Your output is the line containing "Transcribe this image's" plus all lines after it to the end of the records, reproduced exactly, with nothing else.

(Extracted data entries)
########

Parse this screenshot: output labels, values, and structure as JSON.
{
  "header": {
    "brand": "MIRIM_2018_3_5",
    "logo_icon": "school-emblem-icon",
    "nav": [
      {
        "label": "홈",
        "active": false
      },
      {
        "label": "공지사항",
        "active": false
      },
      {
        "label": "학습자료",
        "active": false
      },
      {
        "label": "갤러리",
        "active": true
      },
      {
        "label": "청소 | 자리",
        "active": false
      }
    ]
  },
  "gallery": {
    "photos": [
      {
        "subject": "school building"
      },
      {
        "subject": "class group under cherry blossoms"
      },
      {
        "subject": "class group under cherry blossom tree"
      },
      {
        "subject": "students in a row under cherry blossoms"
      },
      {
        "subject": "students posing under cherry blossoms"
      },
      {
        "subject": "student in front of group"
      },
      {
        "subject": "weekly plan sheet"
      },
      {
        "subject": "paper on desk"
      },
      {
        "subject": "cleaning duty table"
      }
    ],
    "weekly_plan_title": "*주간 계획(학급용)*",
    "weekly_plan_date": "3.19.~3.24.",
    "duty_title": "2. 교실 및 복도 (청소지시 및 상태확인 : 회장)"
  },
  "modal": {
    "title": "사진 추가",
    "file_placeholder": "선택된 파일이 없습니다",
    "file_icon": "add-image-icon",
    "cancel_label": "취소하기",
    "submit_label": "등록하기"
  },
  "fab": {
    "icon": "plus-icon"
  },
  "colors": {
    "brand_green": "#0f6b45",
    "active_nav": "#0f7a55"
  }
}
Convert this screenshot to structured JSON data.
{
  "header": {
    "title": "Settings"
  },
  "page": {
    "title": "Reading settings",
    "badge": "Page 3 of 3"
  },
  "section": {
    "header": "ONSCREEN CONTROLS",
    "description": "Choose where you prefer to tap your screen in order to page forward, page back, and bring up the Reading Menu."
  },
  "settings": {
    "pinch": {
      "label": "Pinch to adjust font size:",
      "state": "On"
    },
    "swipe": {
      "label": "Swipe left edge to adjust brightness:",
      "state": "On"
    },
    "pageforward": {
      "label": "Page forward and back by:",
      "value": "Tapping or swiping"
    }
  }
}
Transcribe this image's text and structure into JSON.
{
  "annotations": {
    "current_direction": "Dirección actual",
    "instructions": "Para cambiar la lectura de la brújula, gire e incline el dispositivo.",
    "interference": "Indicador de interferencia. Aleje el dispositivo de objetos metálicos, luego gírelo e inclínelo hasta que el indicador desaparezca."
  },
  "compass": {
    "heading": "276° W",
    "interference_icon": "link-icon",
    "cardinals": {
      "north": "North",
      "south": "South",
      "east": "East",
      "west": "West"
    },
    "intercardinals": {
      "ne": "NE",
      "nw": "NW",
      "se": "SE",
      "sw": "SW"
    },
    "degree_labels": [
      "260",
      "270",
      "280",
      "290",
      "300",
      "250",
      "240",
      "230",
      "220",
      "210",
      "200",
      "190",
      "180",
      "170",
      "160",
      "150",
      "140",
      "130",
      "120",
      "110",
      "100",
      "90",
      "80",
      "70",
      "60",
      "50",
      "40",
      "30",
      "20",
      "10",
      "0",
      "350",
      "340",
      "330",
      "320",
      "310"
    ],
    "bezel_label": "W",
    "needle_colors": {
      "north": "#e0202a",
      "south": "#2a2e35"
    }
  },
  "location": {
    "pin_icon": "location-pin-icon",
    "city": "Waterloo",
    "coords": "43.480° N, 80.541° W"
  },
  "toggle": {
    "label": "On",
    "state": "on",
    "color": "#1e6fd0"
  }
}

########

WORKED SOLUTION:
Transcribe this image's text and structure into JSON.
{
  "annotations": {
    "current_direction": "Dirección actual",
    "instructions": "Para cambiar la lectura de la brújula, gire e incline el dispositivo.",
    "interference": "Indicador de interferencia. Aleje el dispositivo de objetos metálicos, luego gírelo e inclínelo hasta que el indicador desaparezca."
  },
  "compass": {
    "heading": "276° W",
    "interference_icon": "link-icon",
    "cardinals": {
      "north": "North",
      "south": "South",
      "east": "East",
      "west": "West"
    },
    "intercardinals": {
      "ne": "NE",
      "nw": "NW",
      "se": "SE",
      "sw": "SW"
    },
    "degree_labels": [
      "260",
      "270",
      "280",
      "290",
      "300",
      "250",
      "240",
      "230",
      "220",
      "210",
      "200",
      "190",
      "180",
      "170",
      "160",
      "150",
      "140",
      "130",
      "120",
      "110",
      "100",
      "90",
      "80",
      "70",
      "60",
      "50",
      "40",
      "30",
      "20",
      "10",
      "0",
      "350",
      "340",
      "330",
      "320",
      "310"
    ],
    "bezel_label": "W",
    "needle_colors": {
      "north": "#e0202a",
      "south": "#2a2e35"
    }
  },
  "location": {
    "pin_icon": "location-pin-icon",
    "city": "Waterloo",
    "coords": "43.480° N, 80.541° W"
  },
  "toggle": {
    "label": "On",
    "state": "on",
    "color": "#1e6fd0"
  }
}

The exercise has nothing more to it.